[Stored dataset items]
* * *

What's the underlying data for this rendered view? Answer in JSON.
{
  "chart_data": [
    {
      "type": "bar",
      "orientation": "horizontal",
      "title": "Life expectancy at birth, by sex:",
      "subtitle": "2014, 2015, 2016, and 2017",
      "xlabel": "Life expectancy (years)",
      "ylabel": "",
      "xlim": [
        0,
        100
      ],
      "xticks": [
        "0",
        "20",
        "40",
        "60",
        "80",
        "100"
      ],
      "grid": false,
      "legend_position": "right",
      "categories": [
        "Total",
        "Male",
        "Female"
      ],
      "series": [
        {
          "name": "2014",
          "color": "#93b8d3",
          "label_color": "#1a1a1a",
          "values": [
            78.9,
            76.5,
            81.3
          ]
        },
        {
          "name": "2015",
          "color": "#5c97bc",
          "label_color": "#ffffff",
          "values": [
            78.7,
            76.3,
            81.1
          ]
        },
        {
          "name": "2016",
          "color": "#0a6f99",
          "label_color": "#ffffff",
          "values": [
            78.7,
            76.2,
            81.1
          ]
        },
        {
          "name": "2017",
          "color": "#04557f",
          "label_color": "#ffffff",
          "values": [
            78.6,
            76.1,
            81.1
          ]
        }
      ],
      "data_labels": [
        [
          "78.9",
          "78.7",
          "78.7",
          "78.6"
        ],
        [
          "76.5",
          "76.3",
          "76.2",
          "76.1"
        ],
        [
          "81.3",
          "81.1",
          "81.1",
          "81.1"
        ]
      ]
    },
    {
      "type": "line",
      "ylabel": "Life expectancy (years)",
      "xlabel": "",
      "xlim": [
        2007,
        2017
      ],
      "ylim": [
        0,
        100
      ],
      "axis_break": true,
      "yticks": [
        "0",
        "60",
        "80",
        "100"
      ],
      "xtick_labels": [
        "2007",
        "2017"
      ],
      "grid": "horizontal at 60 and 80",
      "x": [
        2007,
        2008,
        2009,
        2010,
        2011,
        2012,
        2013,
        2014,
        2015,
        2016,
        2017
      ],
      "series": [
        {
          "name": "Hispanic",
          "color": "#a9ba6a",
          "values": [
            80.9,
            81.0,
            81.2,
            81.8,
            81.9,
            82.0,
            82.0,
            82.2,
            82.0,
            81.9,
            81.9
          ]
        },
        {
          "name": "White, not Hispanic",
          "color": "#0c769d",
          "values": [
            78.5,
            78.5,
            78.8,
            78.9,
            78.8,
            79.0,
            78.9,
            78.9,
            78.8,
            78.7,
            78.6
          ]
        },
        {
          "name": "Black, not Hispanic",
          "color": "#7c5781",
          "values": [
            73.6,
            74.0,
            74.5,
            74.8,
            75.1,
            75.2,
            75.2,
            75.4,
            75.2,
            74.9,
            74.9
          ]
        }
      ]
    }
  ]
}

* * *

WHAT IS NEEDED:
Reproduce the entire listing word for word.

SOLUTION TO THIS EXERCISE:
What's the underlying data for this rendered view? Answer in JSON.
{
  "chart_data": [
    {
      "type": "bar",
      "orientation": "horizontal",
      "title": "Life expectancy at birth, by sex:",
      "subtitle": "2014, 2015, 2016, and 2017",
      "xlabel": "Life expectancy (years)",
      "ylabel": "",
      "xlim": [
        0,
        100
      ],
      "xticks": [
        "0",
        "20",
        "40",
        "60",
        "80",
        "100"
      ],
      "grid": false,
      "legend_position": "right",
      "categories": [
        "Total",
        "Male",
        "Female"
      ],
      "series": [
        {
          "name": "2014",
          "color": "#93b8d3",
          "label_color": "#1a1a1a",
          "values": [
            78.9,
            76.5,
            81.3
          ]
        },
        {
          "name": "2015",
          "color": "#5c97bc",
          "label_color": "#ffffff",
          "values": [
            78.7,
            76.3,
            81.1
          ]
        },
        {
          "name": "2016",
          "color": "#0a6f99",
          "label_color": "#ffffff",
          "values": [
            78.7,
            76.2,
            81.1
          ]
        },
        {
          "name": "2017",
          "color": "#04557f",
          "label_color": "#ffffff",
          "values": [
            78.6,
            76.1,
            81.1
          ]
        }
      ],
      "data_labels": [
        [
          "78.9",
          "78.7",
          "78.7",
          "78.6"
        ],
        [
          "76.5",
          "76.3",
          "76.2",
          "76.1"
        ],
        [
          "81.3",
          "81.1",
          "81.1",
          "81.1"
        ]
      ]
    },
    {
      "type": "line",
      "ylabel": "Life expectancy (years)",
      "xlabel": "",
      "xlim": [
        2007,
        2017
      ],
      "ylim": [
        0,
        100
      ],
      "axis_break": true,
      "yticks": [
        "0",
        "60",
        "80",
        "100"
      ],
      "xtick_labels": [
        "2007",
        "2017"
      ],
      "grid": "horizontal at 60 and 80",
      "x": [
        2007,
        2008,
        2009,
        2010,
        2011,
        2012,
        2013,
        2014,
        2015,
        2016,
        2017
      ],
      "series": [
        {
          "name": "Hispanic",
          "color": "#a9ba6a",
          "values": [
            80.9,
            81.0,
            81.2,
            81.8,
            81.9,
            82.0,
            82.0,
            82.2,
            82.0,
            81.9,
            81.9
          ]
        },
        {
          "name": "White, not Hispanic",
          "color": "#0c769d",
          "values": [
            78.5,
            78.5,
            78.8,
            78.9,
            78.8,
            79.0,
            78.9,
            78.9,
            78.8,
            78.7,
            78.6
          ]
        },
        {
          "name": "Black, not Hispanic",
          "color": "#7c5781",
          "values": [
            73.6,
            74.0,
            74.5,
            74.8,
            75.1,
            75.2,
            75.2,
            75.4,
            75.2,
            74.9,
            74.9
          ]
        }
      ]
    }
  ]
}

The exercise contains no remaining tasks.